» EXERCISE DETAILS: The records that follow must all be duplicated exactly.

++++

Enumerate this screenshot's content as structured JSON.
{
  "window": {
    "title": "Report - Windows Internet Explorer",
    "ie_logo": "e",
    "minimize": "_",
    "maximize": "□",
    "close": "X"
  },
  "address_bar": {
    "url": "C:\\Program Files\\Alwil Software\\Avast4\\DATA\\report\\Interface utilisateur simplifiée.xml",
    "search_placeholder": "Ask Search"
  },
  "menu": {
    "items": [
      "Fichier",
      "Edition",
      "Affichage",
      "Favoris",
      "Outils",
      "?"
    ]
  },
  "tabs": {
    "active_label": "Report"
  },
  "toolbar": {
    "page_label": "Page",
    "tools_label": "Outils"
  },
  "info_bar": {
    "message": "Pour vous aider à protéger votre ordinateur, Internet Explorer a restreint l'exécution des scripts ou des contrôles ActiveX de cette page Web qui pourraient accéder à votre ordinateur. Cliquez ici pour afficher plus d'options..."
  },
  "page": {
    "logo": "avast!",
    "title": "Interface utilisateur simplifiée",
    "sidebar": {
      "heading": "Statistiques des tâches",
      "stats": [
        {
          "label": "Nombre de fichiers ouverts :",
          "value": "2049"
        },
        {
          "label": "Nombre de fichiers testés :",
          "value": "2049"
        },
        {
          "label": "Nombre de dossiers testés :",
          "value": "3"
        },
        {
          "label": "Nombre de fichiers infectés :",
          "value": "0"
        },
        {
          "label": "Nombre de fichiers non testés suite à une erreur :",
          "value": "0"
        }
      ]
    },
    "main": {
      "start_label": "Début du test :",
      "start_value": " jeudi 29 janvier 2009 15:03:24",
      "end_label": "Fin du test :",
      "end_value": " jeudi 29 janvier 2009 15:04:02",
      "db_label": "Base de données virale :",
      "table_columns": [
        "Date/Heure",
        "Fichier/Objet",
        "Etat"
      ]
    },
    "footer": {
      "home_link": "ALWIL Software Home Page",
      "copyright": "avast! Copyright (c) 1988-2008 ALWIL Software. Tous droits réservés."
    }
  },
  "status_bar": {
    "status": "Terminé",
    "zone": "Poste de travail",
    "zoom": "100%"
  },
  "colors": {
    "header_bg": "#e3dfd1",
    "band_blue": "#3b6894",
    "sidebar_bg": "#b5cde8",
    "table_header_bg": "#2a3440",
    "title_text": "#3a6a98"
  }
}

++++

» COMPLETED EXERCISE:
Enumerate this screenshot's content as structured JSON.
{
  "window": {
    "title": "Report - Windows Internet Explorer",
    "ie_logo": "e",
    "minimize": "_",
    "maximize": "□",
    "close": "X"
  },
  "address_bar": {
    "url": "C:\\Program Files\\Alwil Software\\Avast4\\DATA\\report\\Interface utilisateur simplifiée.xml",
    "search_placeholder": "Ask Search"
  },
  "menu": {
    "items": [
      "Fichier",
      "Edition",
      "Affichage",
      "Favoris",
      "Outils",
      "?"
    ]
  },
  "tabs": {
    "active_label": "Report"
  },
  "toolbar": {
    "page_label": "Page",
    "tools_label": "Outils"
  },
  "info_bar": {
    "message": "Pour vous aider à protéger votre ordinateur, Internet Explorer a restreint l'exécution des scripts ou des contrôles ActiveX de cette page Web qui pourraient accéder à votre ordinateur. Cliquez ici pour afficher plus d'options..."
  },
  "page": {
    "logo": "avast!",
    "title": "Interface utilisateur simplifiée",
    "sidebar": {
      "heading": "Statistiques des tâches",
      "stats": [
        {
          "label": "Nombre de fichiers ouverts :",
          "value": "2049"
        },
        {
          "label": "Nombre de fichiers testés :",
          "value": "2049"
        },
        {
          "label": "Nombre de dossiers testés :",
          "value": "3"
        },
        {
          "label": "Nombre de fichiers infectés :",
          "value": "0"
        },
        {
          "label": "Nombre de fichiers non testés suite à une erreur :",
          "value": "0"
        }
      ]
    },
    "main": {
      "start_label": "Début du test :",
      "start_value": " jeudi 29 janvier 2009 15:03:24",
      "end_label": "Fin du test :",
      "end_value": " jeudi 29 janvier 2009 15:04:02",
      "db_label": "Base de données virale :",
      "table_columns": [
        "Date/Heure",
        "Fichier/Objet",
        "Etat"
      ]
    },
    "footer": {
      "home_link": "ALWIL Software Home Page",
      "copyright": "avast! Copyright (c) 1988-2008 ALWIL Software. Tous droits réservés."
    }
  },
  "status_bar": {
    "status": "Terminé",
    "zone": "Poste de travail",
    "zoom": "100%"
  },
  "colors": {
    "header_bg": "#e3dfd1",
    "band_blue": "#3b6894",
    "sidebar_bg": "#b5cde8",
    "table_header_bg": "#2a3440",
    "title_text": "#3a6a98"
  }
}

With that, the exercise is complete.